Written problem = Reproduce every one of the rows below verbatim, omitting the picture from your answer.

Data for the task =
--- start ---

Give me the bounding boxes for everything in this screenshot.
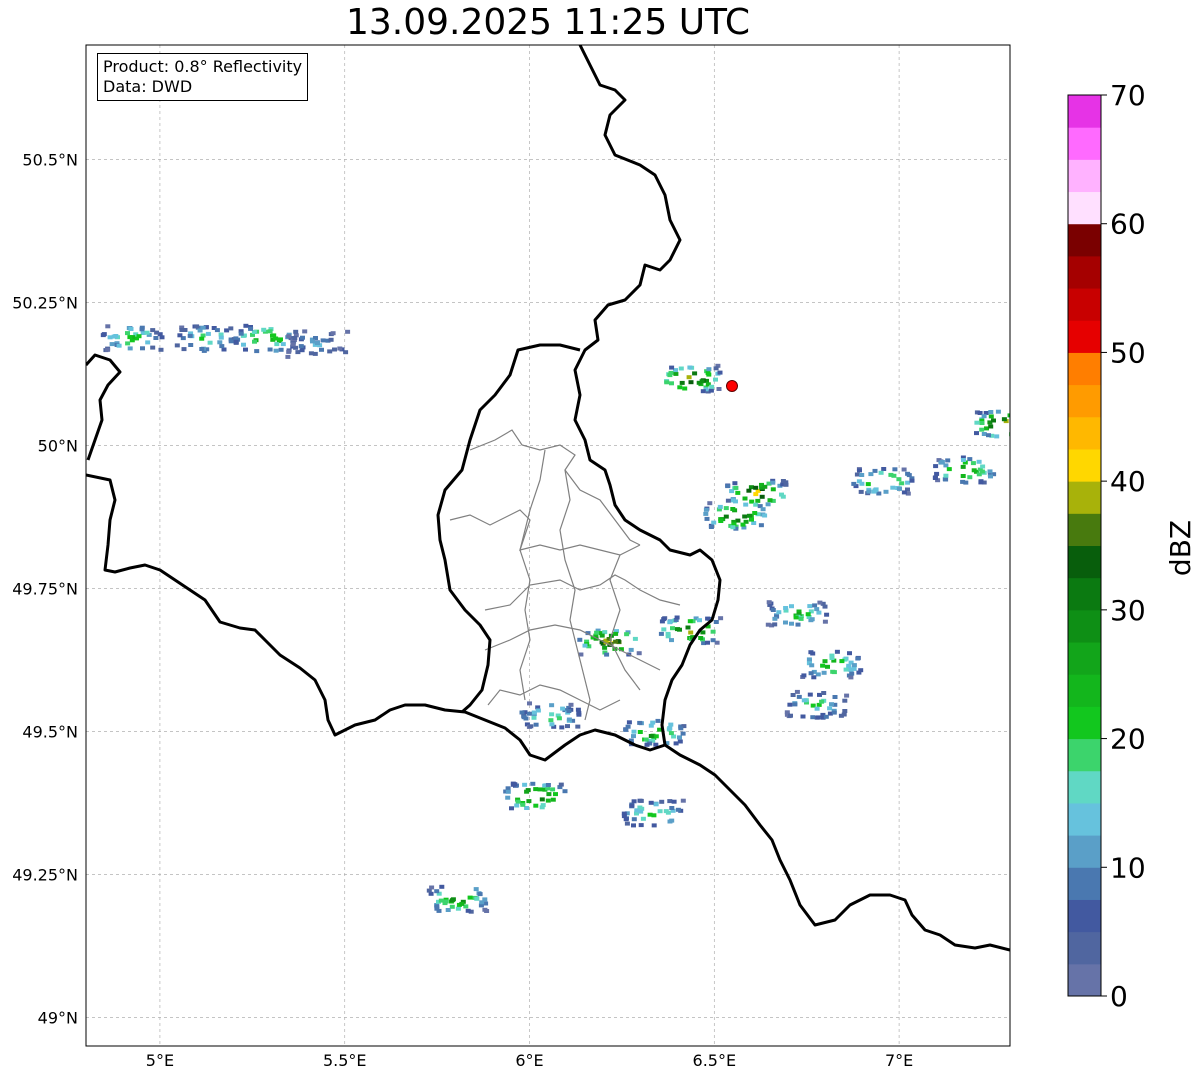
map-background [86,45,1010,1046]
radar-echo-cell [974,409,1010,439]
colorbar-segment [1068,931,1101,965]
colorbar-segment [1068,674,1101,707]
lon-tick-label: 5.5°E [323,1051,367,1070]
radar-echo-cell [703,501,768,531]
lat-tick-label: 50.5°N [22,150,78,169]
radar-echo-cell [932,455,997,485]
lon-tick-label: 7°E [885,1051,913,1070]
colorbar-segment [1068,738,1101,772]
radar-echo-cell [765,600,830,628]
radar-echo-cell [285,329,351,359]
colorbar-tick-label: 40 [1110,465,1146,498]
admin-borders [449,429,681,721]
map-title: 13.09.2025 11:25 UTC [345,2,751,43]
colorbar-segment [1068,352,1101,386]
lat-tick-label: 50°N [38,436,78,455]
colorbar-segment [1068,770,1101,804]
lon-tick-label: 6.5°E [693,1051,737,1070]
colorbar-unit-label: dBZ [1164,520,1197,576]
colorbar-tick-label: 20 [1110,723,1146,756]
lon-tick-label: 5°E [146,1051,174,1070]
colorbar-tick-label: 60 [1110,208,1146,241]
colorbar-segment [1068,642,1101,675]
radar-site-marker [726,380,738,392]
gridlines [86,45,1010,1046]
colorbar-tick-label: 0 [1110,980,1128,1013]
colorbar-segment [1068,384,1101,418]
country-borders [86,45,1010,952]
colorbar-segment [1068,320,1101,353]
radar-echo-cell [800,649,864,680]
colorbar-segment [1068,127,1101,160]
radar-echo-cell [426,884,490,914]
radar-echo-cell [100,324,165,353]
lat-tick-label: 50.25°N [12,293,78,312]
colorbar-tick-label: 50 [1110,336,1146,369]
colorbar-tick-label: 30 [1110,594,1146,627]
map-frame [85,44,1011,1047]
colorbar-segment [1068,255,1101,289]
colorbar-segment [1068,545,1101,579]
lat-tick-label: 49.75°N [12,579,78,598]
colorbar-segment [1068,223,1101,257]
radar-echo-cell [658,615,724,646]
lat-tick-label: 49.25°N [12,865,78,884]
colorbar-segment [1068,95,1101,128]
radar-echo-cell [519,701,582,730]
colorbar-segment [1068,609,1101,643]
colorbar-segment [1068,802,1101,836]
radar-echo-cell [664,363,723,394]
colorbar-segment [1068,513,1101,546]
colorbar-segment [1068,159,1101,193]
radar-echo-cell [174,324,239,353]
radar-echo-cell [784,689,850,720]
info-box: Product: 0.8° Reflectivity Data: DWD [97,53,309,101]
colorbar-segment [1068,577,1101,611]
lat-tick-label: 49.5°N [22,722,78,741]
colorbar-segment [1068,867,1101,900]
radar-echo-cell [621,798,686,828]
colorbar-segment [1068,288,1101,321]
colorbar-segment [1068,899,1101,933]
colorbar-segment [1068,448,1101,482]
lat-tick-label: 49°N [38,1008,78,1027]
radar-echo-cell [725,478,789,507]
colorbar-segment [1068,416,1101,450]
colorbar-segment [1068,191,1101,225]
radar-echo-cell [851,467,915,496]
lon-tick-label: 6°E [515,1051,543,1070]
colorbar-tick-label: 70 [1110,79,1146,112]
radar-echo-cell [503,781,568,811]
colorbar-segment [1068,963,1101,997]
product-label: Product: 0.8° Reflectivity [103,57,303,76]
colorbar-tick-label: 10 [1110,851,1146,884]
colorbar-segment [1068,706,1101,740]
data-source-label: Data: DWD [103,77,193,96]
colorbar-segment [1068,835,1101,868]
colorbar: 0 10 20 30 40 50 60 70 [1067,79,1146,1013]
axis-ticks: 5°E 5.5°E 6°E 6.5°E 7°E 50.5°N 50.25°N 50°N 49.7… [12,150,913,1070]
colorbar-segment [1068,481,1101,514]
colorbar-frame [1067,94,1102,997]
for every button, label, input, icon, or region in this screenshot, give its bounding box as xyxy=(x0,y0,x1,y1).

--- end ---

Full output =
Give me the bounding boxes for everything in this screenshot.
map-background [86,45,1010,1046]
radar-echo-cell [974,409,1010,439]
colorbar-segment [1068,931,1101,965]
colorbar-segment [1068,674,1101,707]
lon-tick-label: 5.5°E [323,1051,367,1070]
radar-echo-cell [703,501,768,531]
lat-tick-label: 50.5°N [22,150,78,169]
radar-echo-cell [932,455,997,485]
lon-tick-label: 7°E [885,1051,913,1070]
colorbar-segment [1068,738,1101,772]
radar-echo-cell [765,600,830,628]
radar-echo-cell [285,329,351,359]
colorbar-tick-label: 40 [1110,465,1146,498]
admin-borders [449,429,681,721]
map-title: 13.09.2025 11:25 UTC [345,2,751,43]
colorbar-segment [1068,352,1101,386]
lat-tick-label: 50°N [38,436,78,455]
colorbar-segment [1068,770,1101,804]
lon-tick-label: 6.5°E [693,1051,737,1070]
colorbar-unit-label: dBZ [1164,520,1197,576]
colorbar-tick-label: 20 [1110,723,1146,756]
lon-tick-label: 5°E [146,1051,174,1070]
colorbar-tick-label: 60 [1110,208,1146,241]
colorbar-segment [1068,642,1101,675]
radar-site-marker [726,380,738,392]
gridlines [86,45,1010,1046]
colorbar-tick-label: 0 [1110,980,1128,1013]
colorbar-segment [1068,384,1101,418]
country-borders [86,45,1010,952]
colorbar-segment [1068,320,1101,353]
radar-echo-cell [800,649,864,680]
colorbar-segment [1068,127,1101,160]
radar-echo-cell [426,884,490,914]
radar-echo-cell [100,324,165,353]
lat-tick-label: 50.25°N [12,293,78,312]
colorbar-tick-label: 50 [1110,336,1146,369]
colorbar-tick-label: 30 [1110,594,1146,627]
map-frame [85,44,1011,1047]
colorbar-segment [1068,255,1101,289]
colorbar-segment [1068,545,1101,579]
lat-tick-label: 49.75°N [12,579,78,598]
colorbar-segment [1068,223,1101,257]
radar-echo-cell [658,615,724,646]
lat-tick-label: 49.25°N [12,865,78,884]
colorbar-segment [1068,95,1101,128]
radar-echo-cell [519,701,582,730]
colorbar-segment [1068,609,1101,643]
colorbar-segment [1068,802,1101,836]
radar-echo-cell [664,363,723,394]
colorbar-segment [1068,513,1101,546]
colorbar-segment [1068,159,1101,193]
radar-echo-cell [174,324,239,353]
radar-echo-cell [784,689,850,720]
info-box: Product: 0.8° Reflectivity Data: DWD [97,53,309,101]
colorbar-segment [1068,577,1101,611]
lat-tick-label: 49.5°N [22,722,78,741]
colorbar-segment [1068,867,1101,900]
radar-echo-cell [621,798,686,828]
colorbar-segment [1068,288,1101,321]
colorbar-segment [1068,899,1101,933]
colorbar-segment [1068,448,1101,482]
lat-tick-label: 49°N [38,1008,78,1027]
radar-echo-cell [725,478,789,507]
colorbar-segment [1068,416,1101,450]
colorbar-segment [1068,191,1101,225]
radar-echo-cell [851,467,915,496]
lon-tick-label: 6°E [515,1051,543,1070]
colorbar-tick-label: 70 [1110,79,1146,112]
radar-echo-cell [503,781,568,811]
colorbar-segment [1068,963,1101,997]
product-label: Product: 0.8° Reflectivity [103,57,303,76]
colorbar-tick-label: 10 [1110,851,1146,884]
colorbar-segment [1068,706,1101,740]
data-source-label: Data: DWD [103,77,193,96]
colorbar-segment [1068,835,1101,868]
colorbar: 0 10 20 30 40 50 60 70 [1067,79,1146,1013]
axis-ticks: 5°E 5.5°E 6°E 6.5°E 7°E 50.5°N 50.25°N 50°N 49.7… [12,150,913,1070]
colorbar-segment [1068,481,1101,514]
colorbar-frame [1067,94,1102,997]
for every button, label, input, icon, or region in this screenshot, give its bounding box as xyxy=(x0,y0,x1,y1).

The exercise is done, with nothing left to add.